Data for this exercise
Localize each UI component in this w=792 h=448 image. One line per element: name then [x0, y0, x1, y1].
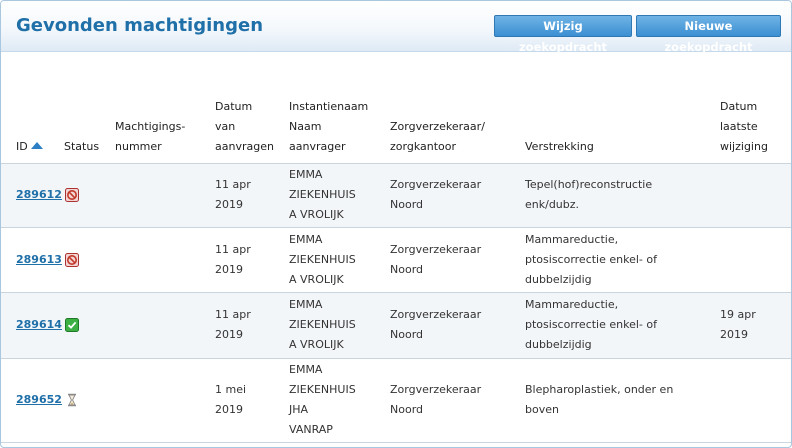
cell-verzekeraar: Zorgverzekeraar Noord	[386, 358, 521, 443]
cell-instantie: EMMA ZIEKENHUIS JHA VANRAP	[285, 358, 386, 443]
cell-verstrekking: Blepharoplastiek, onder en boven	[521, 358, 716, 443]
cell-instantie: EMMA ZIEKENHUIS A VROLIJK	[285, 163, 386, 228]
cell-verzekeraar: Zorgverzekeraar Noord	[386, 227, 521, 293]
results-panel: Gevonden machtigingen Wijzig zoekopdrach…	[0, 0, 792, 448]
cell-id: 289652	[1, 358, 62, 443]
id-link[interactable]: 289614	[16, 318, 62, 331]
column-header-id[interactable]: ID	[1, 52, 60, 164]
cell-last-changed: 19 apr 2019	[716, 292, 791, 359]
cell-status	[60, 227, 111, 293]
id-link[interactable]: 289613	[16, 253, 62, 266]
pending-hourglass-icon	[65, 393, 79, 407]
cell-status	[60, 358, 111, 443]
cell-instantie: EMMA ZIEKENHUIS A VROLIJK	[285, 292, 386, 359]
id-link[interactable]: 289652	[16, 393, 62, 406]
column-header-verstrekking: Verstrekking	[521, 52, 716, 164]
cell-machtigingsnummer	[111, 292, 211, 359]
column-header-status: Status	[60, 52, 111, 164]
panel-header: Gevonden machtigingen Wijzig zoekopdrach…	[1, 1, 791, 54]
cell-id: 289614	[1, 292, 62, 359]
cell-last-changed	[716, 227, 791, 293]
cell-id: 289612	[1, 163, 62, 228]
cell-status	[60, 292, 111, 359]
table-header-row: ID Status Machtigings-nummer Datum van aan…	[1, 52, 791, 164]
cell-last-changed	[716, 163, 791, 228]
rejected-icon	[65, 188, 79, 202]
table-row[interactable]: 289613 11 apr 2019 EMMA ZIEKENHUIS A VROLIJ…	[1, 227, 791, 293]
cell-date: 11 apr 2019	[211, 292, 285, 359]
column-header-zorgverzekeraar: Zorgverzekeraar/zorgkantoor	[386, 52, 521, 164]
edit-search-button[interactable]: Wijzig zoekopdracht	[494, 15, 632, 54]
new-search-button[interactable]: Nieuwe zoekopdracht	[636, 15, 781, 54]
cell-status	[60, 163, 111, 228]
id-link[interactable]: 289612	[16, 188, 62, 201]
cell-date: 11 apr 2019	[211, 227, 285, 293]
cell-machtigingsnummer	[111, 358, 211, 443]
cell-verzekeraar: Zorgverzekeraar Noord	[386, 163, 521, 228]
cell-machtigingsnummer	[111, 163, 211, 228]
cell-verstrekking: Mammareductie, ptosiscorrectie enkel- of d…	[521, 227, 716, 293]
column-header-instantienaam: Instantienaam Naam aanvrager	[285, 52, 386, 164]
rejected-icon	[65, 252, 79, 267]
cell-verstrekking: Tepel(hof)reconstructie enk/dubz.	[521, 163, 716, 228]
column-header-laatste-wijziging: Datum laatste wijziging	[716, 52, 791, 164]
sort-ascending-icon[interactable]	[30, 141, 43, 149]
approved-icon	[65, 318, 79, 332]
cell-verzekeraar: Zorgverzekeraar Noord	[386, 292, 521, 359]
results-table: ID Status Machtigings-nummer Datum van aan…	[1, 52, 791, 443]
cell-date: 1 mei 2019	[211, 358, 285, 443]
table-row[interactable]: 289652 1 mei 2019 EMMA ZIEKENHUIS JHA VANRAP…	[1, 358, 791, 443]
cell-last-changed	[716, 358, 791, 443]
cell-instantie: EMMA ZIEKENHUIS A VROLIJK	[285, 227, 386, 293]
cell-id: 289613	[1, 227, 62, 293]
table-row[interactable]: 289614 11 apr 2019 EMMA ZIEKENHUIS A VROLIJ…	[1, 292, 791, 359]
table-row[interactable]: 289612 11 apr 2019 EMMA ZIEKENHUIS A VROLIJ…	[1, 163, 791, 228]
cell-machtigingsnummer	[111, 227, 211, 293]
cell-date: 11 apr 2019	[211, 163, 285, 228]
cell-verstrekking: Mammareductie, ptosiscorrectie enkel- of d…	[521, 292, 716, 359]
column-header-machtigingsnummer: Machtigings-nummer	[111, 52, 211, 164]
page-title: Gevonden machtigingen	[16, 15, 264, 36]
column-header-datum-aanvragen: Datum van aanvragen	[211, 52, 285, 164]
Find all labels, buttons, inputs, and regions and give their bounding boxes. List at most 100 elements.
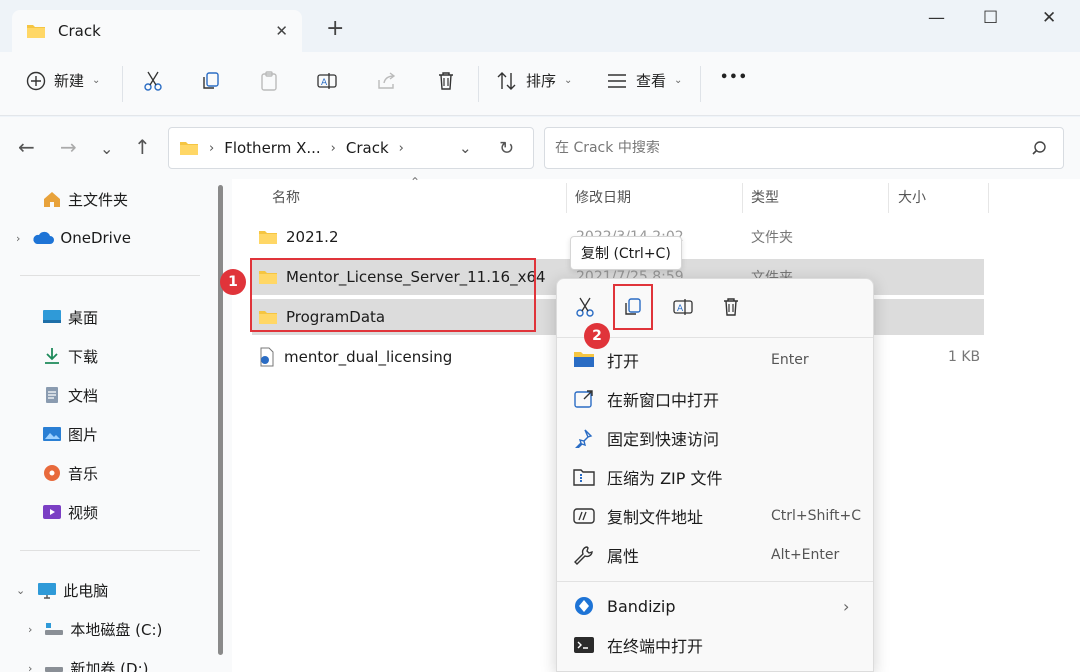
context-rename-button[interactable]: A (669, 293, 697, 321)
terminal-icon (574, 637, 594, 653)
picture-icon (43, 427, 61, 441)
context-item-open-new-window[interactable]: 在新窗口中打开 (557, 380, 873, 418)
column-header-modified[interactable]: 修改日期 (575, 187, 631, 207)
rename-icon: A (317, 73, 337, 89)
new-label: 新建 (54, 72, 85, 90)
highlight-box-copy (613, 284, 653, 330)
breadcrumb-chevron-icon: › (330, 140, 336, 156)
copy-tooltip: 复制 (Ctrl+C) (570, 236, 682, 270)
recent-locations-chevron-icon[interactable]: ⌄ (100, 139, 113, 158)
sidebar-item-videos[interactable]: 视频 📌 (42, 494, 256, 530)
close-button[interactable]: ✕ (1042, 8, 1056, 28)
search-input[interactable] (555, 140, 1005, 156)
maximize-button[interactable]: ☐ (983, 8, 998, 28)
sort-button[interactable]: 排序 ⌄ (496, 70, 572, 91)
highlight-box-selection (250, 258, 536, 332)
desktop-icon (43, 310, 61, 323)
rename-button[interactable]: A (316, 70, 338, 92)
sidebar-item-this-pc[interactable]: ⌄ 此电脑 (16, 572, 230, 608)
expand-chevron-icon[interactable]: › (28, 623, 32, 636)
sidebar-item-desktop[interactable]: 桌面 📌 (42, 299, 256, 335)
sidebar-divider (20, 550, 200, 551)
sidebar-item-drive-d[interactable]: › 新加卷 (D:) (28, 650, 242, 672)
delete-button[interactable] (435, 70, 457, 92)
sort-icon (497, 71, 516, 90)
scissors-icon (576, 297, 594, 317)
new-button[interactable]: 新建 ⌄ (26, 70, 100, 91)
bandizip-icon (575, 597, 593, 615)
context-cut-button[interactable] (571, 293, 599, 321)
folder-open-icon (574, 352, 594, 367)
context-item-copy-path[interactable]: 复制文件地址 Ctrl+Shift+C (557, 497, 873, 535)
context-item-properties[interactable]: 属性 Alt+Enter (557, 536, 873, 574)
column-divider[interactable] (988, 183, 989, 213)
expand-chevron-icon[interactable]: › (16, 232, 20, 245)
share-button[interactable] (376, 70, 398, 92)
folder-icon (259, 231, 277, 244)
expand-chevron-icon[interactable]: › (28, 662, 32, 672)
column-header-name[interactable]: 名称 (272, 187, 300, 207)
sidebar-item-downloads[interactable]: 下载 📌 (42, 338, 256, 374)
sidebar-divider (20, 275, 200, 276)
address-bar[interactable]: › Flotherm X... › Crack › ⌄ ↻ (168, 127, 534, 169)
cut-button[interactable] (142, 70, 164, 92)
context-delete-button[interactable] (717, 293, 745, 321)
script-file-icon (260, 347, 274, 367)
collapse-chevron-icon[interactable]: ⌄ (16, 584, 25, 597)
new-window-icon (574, 390, 593, 408)
copy-icon (203, 72, 219, 89)
new-tab-button[interactable]: + (326, 18, 344, 40)
minimize-button[interactable]: — (928, 8, 945, 28)
column-divider[interactable] (566, 183, 567, 213)
back-arrow-icon[interactable]: ← (18, 135, 35, 159)
toolbar-divider (122, 66, 123, 102)
tab-crack[interactable]: Crack ✕ (12, 10, 302, 52)
svg-text:A: A (321, 78, 328, 88)
chevron-down-icon: ⌄ (564, 75, 573, 86)
video-icon (43, 505, 61, 519)
context-item-open-terminal[interactable]: 在终端中打开 (557, 626, 873, 664)
breadcrumb-chevron-icon: › (398, 140, 404, 156)
search-icon[interactable] (1031, 140, 1047, 156)
chevron-down-icon: ⌄ (674, 75, 683, 86)
sidebar-item-onedrive[interactable]: › OneDrive (16, 220, 230, 256)
sidebar-item-music[interactable]: 音乐 📌 (42, 455, 256, 491)
toolbar-divider (700, 66, 701, 102)
step-badge-2: 2 (584, 323, 610, 349)
plus-circle-icon (26, 71, 46, 90)
paste-button[interactable] (258, 70, 280, 92)
context-item-zip[interactable]: 压缩为 ZIP 文件 (557, 458, 873, 496)
copy-button[interactable] (200, 70, 222, 92)
drive-icon (45, 667, 64, 672)
column-divider[interactable] (888, 183, 889, 213)
sidebar-item-drive-c[interactable]: › 本地磁盘 (C:) (28, 611, 242, 647)
zip-icon (573, 469, 595, 486)
context-item-pin-quick-access[interactable]: 固定到快速访问 (557, 419, 873, 457)
breadcrumb-flotherm[interactable]: Flotherm X... (224, 139, 320, 157)
navigation-bar: ← → ⌄ ↑ › Flotherm X... › Crack › ⌄ ↻ (0, 117, 1080, 179)
up-arrow-icon[interactable]: ↑ (134, 135, 151, 159)
sidebar-item-pictures[interactable]: 图片 📌 (42, 416, 256, 452)
sidebar-item-documents[interactable]: 文档 📌 (42, 377, 256, 413)
column-divider[interactable] (742, 183, 743, 213)
sidebar-scrollbar[interactable] (218, 185, 223, 655)
trash-icon (724, 298, 738, 316)
column-header-type[interactable]: 类型 (751, 187, 779, 207)
breadcrumb-crack[interactable]: Crack (346, 139, 389, 157)
scissors-icon (144, 71, 162, 91)
context-item-bandizip[interactable]: Bandizip › (557, 587, 873, 625)
more-options-button[interactable]: ••• (720, 70, 748, 85)
sort-label: 排序 (526, 72, 557, 90)
column-header-size[interactable]: 大小 (898, 187, 926, 207)
context-divider (557, 581, 873, 582)
refresh-icon[interactable]: ↻ (499, 138, 514, 159)
tab-close-icon[interactable]: ✕ (275, 22, 288, 40)
forward-arrow-icon[interactable]: → (60, 135, 77, 159)
address-dropdown-icon[interactable]: ⌄ (459, 139, 472, 157)
step-badge-1: 1 (220, 269, 246, 295)
submenu-chevron-icon: › (843, 596, 850, 616)
search-box[interactable] (544, 127, 1064, 169)
wrench-icon (574, 546, 593, 565)
view-button[interactable]: 查看 ⌄ (606, 70, 682, 91)
sidebar-item-home[interactable]: 主文件夹 (42, 181, 256, 217)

Set problem
Repeat every item from the line containing "358, 521, 443]" down to the line containing "292, 386, 359]", both included, exactly as those lines read.

Finished answer
cell-verzekeraar: Zorgverzekeraar Noord	[386, 358, 521, 443]
cell-instantie: EMMA ZIEKENHUIS JHA VANRAP	[285, 358, 386, 443]
cell-verstrekking: Blepharoplastiek, onder en boven	[521, 358, 716, 443]
cell-instantie: EMMA ZIEKENHUIS A VROLIJK	[285, 163, 386, 228]
cell-verzekeraar: Zorgverzekeraar Noord	[386, 227, 521, 293]
results-panel: Gevonden machtigingen Wijzig zoekopdrach…	[0, 0, 792, 448]
cell-id: 289652	[1, 358, 62, 443]
id-link[interactable]: 289614	[16, 318, 62, 331]
column-header-id[interactable]: ID	[1, 52, 60, 164]
cell-last-changed: 19 apr 2019	[716, 292, 791, 359]
cell-status	[60, 227, 111, 293]
id-link[interactable]: 289613	[16, 253, 62, 266]
pending-hourglass-icon	[65, 393, 79, 407]
cell-status	[60, 358, 111, 443]
cell-instantie: EMMA ZIEKENHUIS A VROLIJK	[285, 292, 386, 359]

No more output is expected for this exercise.